EXERCISE:
Show all lines from the listing below that contain "kryesore".

Stored records
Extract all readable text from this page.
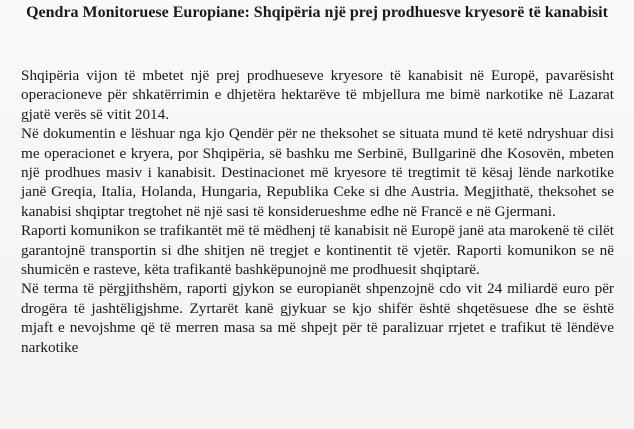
Qendra Monitoruese Europiane: Shqipëria një prej prodhuesve kryesorë të kanabisit

Shqipëria vijon të mbetet një prej prodhueseve kryesore të kanabisit në Europë, pavarësisht operacioneve për shkatërrimin e dhjetëra hektarëve të mbjellura me bimë narkotike në Lazarat gjatë verës së vitit 2014.

Në dokumentin e lëshuar nga kjo Qendër për ne theksohet se situata mund të ketë ndryshuar disi me operacionet e kryera, por Shqipëria, së bashku me Serbinë, Bullgarinë dhe Kosovën, mbeten një prodhues masiv i kanabisit. Destinacionet më kryesore të tregtimit të kësaj lënde narkotike janë Greqia, Italia, Holanda, Hungaria, Republika Ceke si dhe Austria. Megjithatë, theksohet se kanabisi shqiptar tregtohet në një sasi të konsiderueshme edhe në Francë e në Gjermani.

Raporti komunikon se trafikantët më të mëdhenj të kanabisit në Europë janë ata marokenë të cilët garantojnë transportin si dhe shitjen në tregjet e kontinentit të vjetër. Raporti komunikon se në shumicën e rasteve, këta trafikantë bashkëpunojnë me prodhuesit shqiptarë.

Në terma të përgjithshëm, raporti gjykon se europianët shpenzojnë cdo vit 24 miliardë euro për drogëra të jashtëligjshme. Zyrtarët kanë gjykuar se kjo shifër është shqetësuese dhe se është mjaft e nevojshme që të merren masa sa më shpejt për të paralizuar rrjetet e trafikut të lëndëve narkotike
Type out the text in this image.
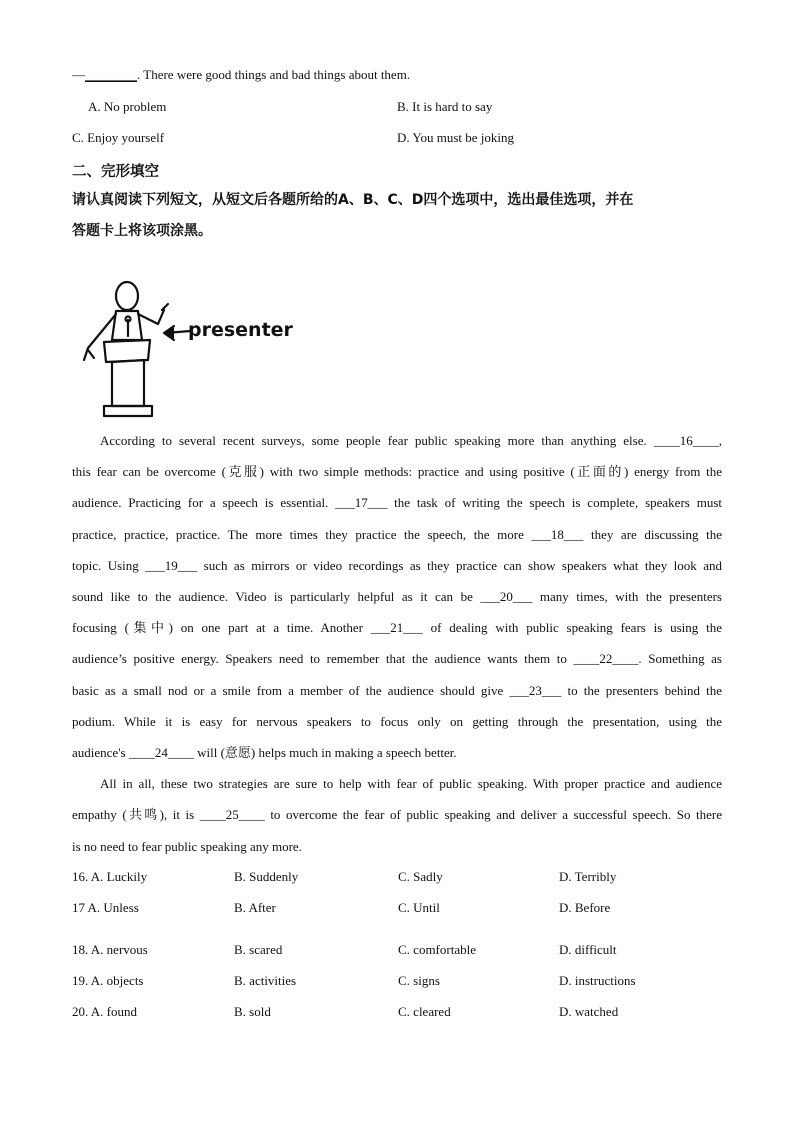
—________. There were good things and bad things about them.
A. No problem	B. It is hard to say
C. Enjoy yourself	D. You must be joking
二、完形填空
请认真阅读下列短文，从短文后各题所给的A、B、C、D四个选项中，选出最佳选项，并在
答题卡上将该项涂黑。
presenter
According to several recent surveys, some people fear public speaking more than anything else. ____16____,
this fear can be overcome (克服) with two simple methods: practice and using positive (正面的) energy from the
audience. Practicing for a speech is essential. ___17___ the task of writing the speech is complete, speakers must
practice, practice, practice. The more times they practice the speech, the more ___18___ they are discussing the
topic. Using ___19___ such as mirrors or video recordings as they practice can show speakers what they look and
sound like to the audience. Video is particularly helpful as it can be ___20___ many times, with the presenters
focusing (集中) on one part at a time. Another ___21___ of dealing with public speaking fears is using the
audience’s positive energy. Speakers need to remember that the audience wants them to ____22____. Something as
basic as a small nod or a smile from a member of the audience should give ___23___ to the presenters behind the
podium. While it is easy for nervous speakers to focus only on getting through the presentation, using the
audience's ____24____ will (意愿) helps much in making a speech better.
All in all, these two strategies are sure to help with fear of public speaking. With proper practice and audience
empathy (共鸣), it is ____25____ to overcome the fear of public speaking and deliver a successful speech. So there
is no need to fear public speaking any more.
16. A. Luckily	B. Suddenly	C. Sadly	D. Terribly
17 A. Unless	B. After	C. Until	D. Before
18. A. nervous	B. scared	C. comfortable	D. difficult
19. A. objects	B. activities	C. signs	D. instructions
20. A. found	B. sold	C. cleared	D. watched
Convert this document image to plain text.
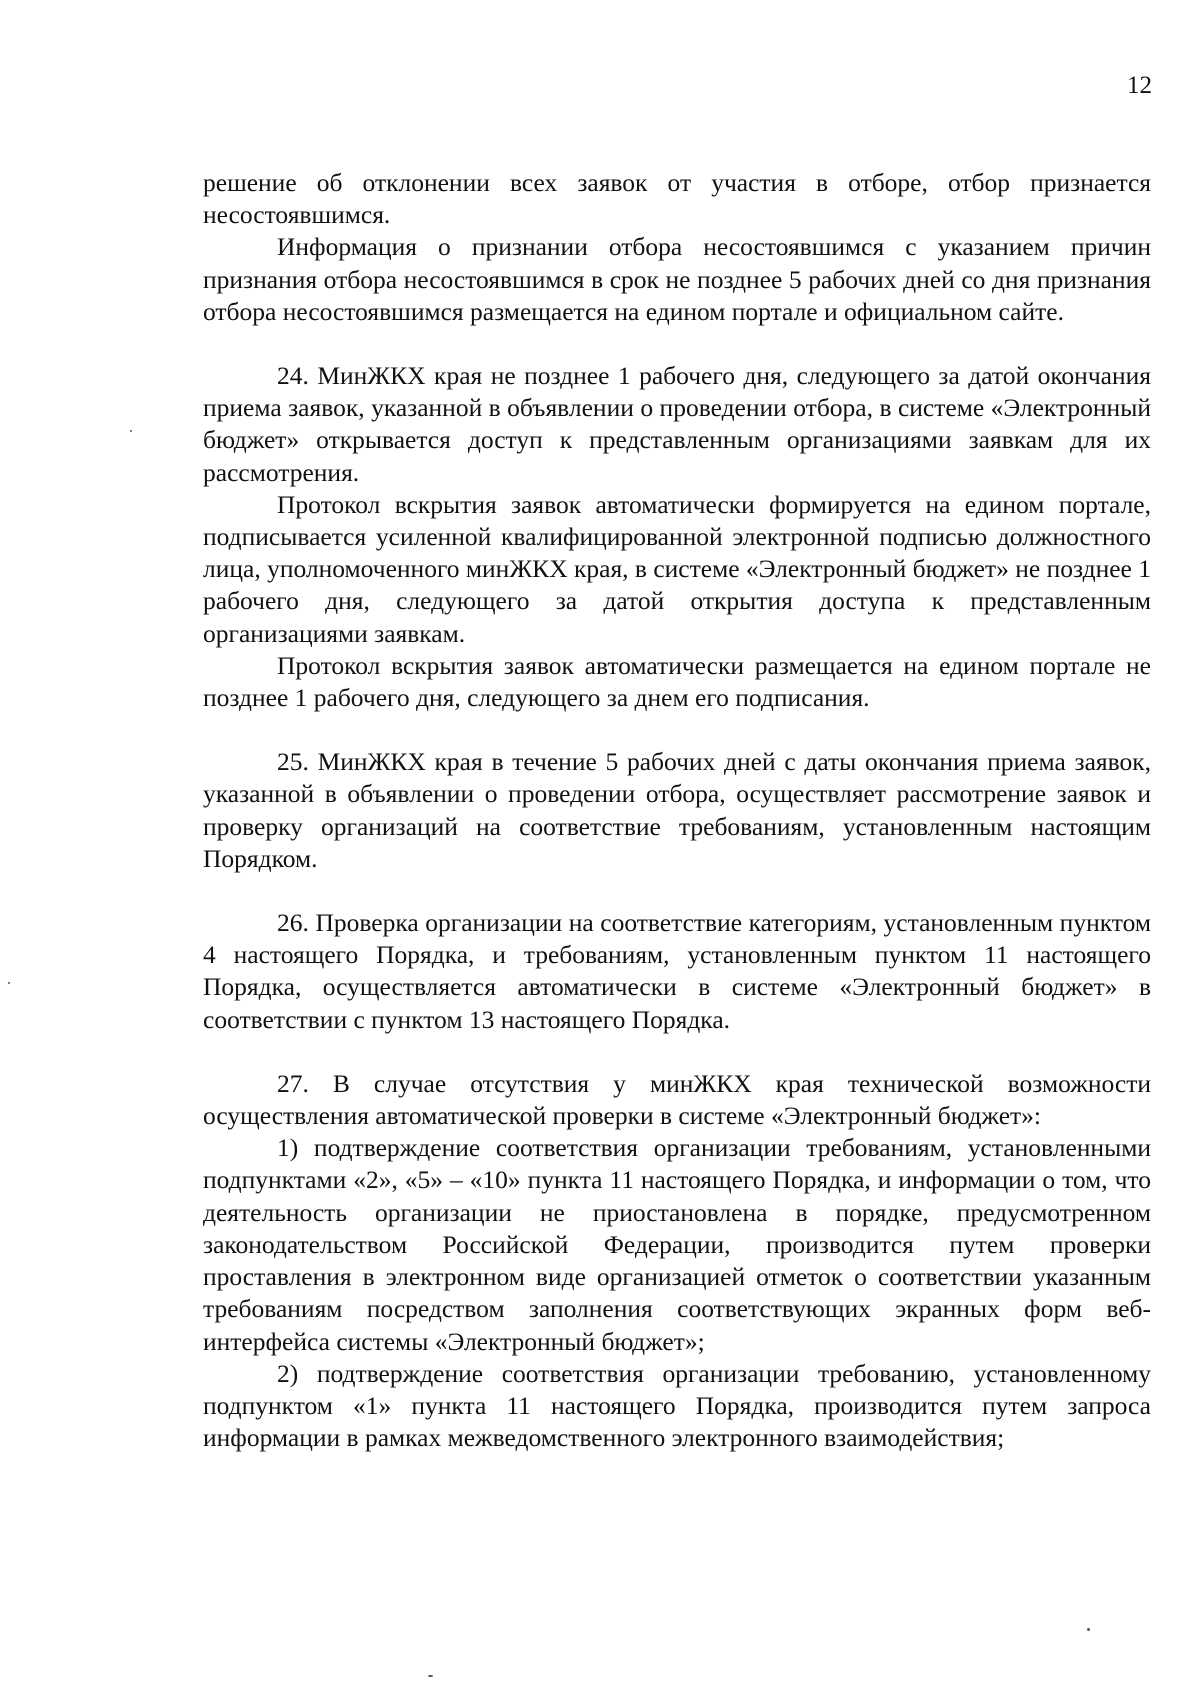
12

решение об отклонении всех заявок от участия в отборе, отбор признается несостоявшимся.

Информация о признании отбора несостоявшимся с указанием причин признания отбора несостоявшимся в срок не позднее 5 рабочих дней со дня признания отбора несостоявшимся размещается на едином портале и официальном сайте.

24. МинЖКХ края не позднее 1 рабочего дня, следующего за датой окончания приема заявок, указанной в объявлении о проведении отбора, в системе «Электронный бюджет» открывается доступ к представленным организациями заявкам для их рассмотрения.

Протокол вскрытия заявок автоматически формируется на едином портале, подписывается усиленной квалифицированной электронной подписью должностного лица, уполномоченного минЖКХ края, в системе «Электронный бюджет» не позднее 1 рабочего дня, следующего за датой открытия доступа к представленным организациями заявкам.

Протокол вскрытия заявок автоматически размещается на едином портале не позднее 1 рабочего дня, следующего за днем его подписания.

25. МинЖКХ края в течение 5 рабочих дней с даты окончания приема заявок, указанной в объявлении о проведении отбора, осуществляет рассмотрение заявок и проверку организаций на соответствие требованиям, установленным настоящим Порядком.

26. Проверка организации на соответствие категориям, установленным пунктом 4 настоящего Порядка, и требованиям, установленным пунктом 11 настоящего Порядка, осуществляется автоматически в системе «Электронный бюджет» в соответствии с пунктом 13 настоящего Порядка.

27. В случае отсутствия у минЖКХ края технической возможности осуществления автоматической проверки в системе «Электронный бюджет»:

1) подтверждение соответствия организации требованиям, установленными подпунктами «2», «5» – «10» пункта 11 настоящего Порядка, и информации о том, что деятельность организации не приостановлена в порядке, предусмотренном законодательством Российской Федерации, производится путем проверки проставления в электронном виде организацией отметок о соответствии указанным требованиям посредством заполнения соответствующих экранных форм веб-интерфейса системы «Электронный бюджет»;

2) подтверждение соответствия организации требованию, установленному подпунктом «1» пункта 11 настоящего Порядка, производится путем запроса информации в рамках межведомственного электронного взаимодействия;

OUTPUT FOR THIS EXERCISE:
Shqipëria vijon të mbetet një prej prodhueseve kryesore të kanabisit në Europë, pavarësisht operacioneve për shkatërrimin e dhjetëra hektarëve të mbjellura me bimë narkotike në Lazarat gjatë verës së vitit 2014.
Në dokumentin e lëshuar nga kjo Qendër për ne theksohet se situata mund të ketë ndryshuar disi me operacionet e kryera, por Shqipëria, së bashku me Serbinë, Bullgarinë dhe Kosovën, mbeten një prodhues masiv i kanabisit. Destinacionet më kryesore të tregtimit të kësaj lënde narkotike janë Greqia, Italia, Holanda, Hungaria, Republika Ceke si dhe Austria. Megjithatë, theksohet se kanabisi shqiptar tregtohet në një sasi të konsiderueshme edhe në Francë e në Gjermani.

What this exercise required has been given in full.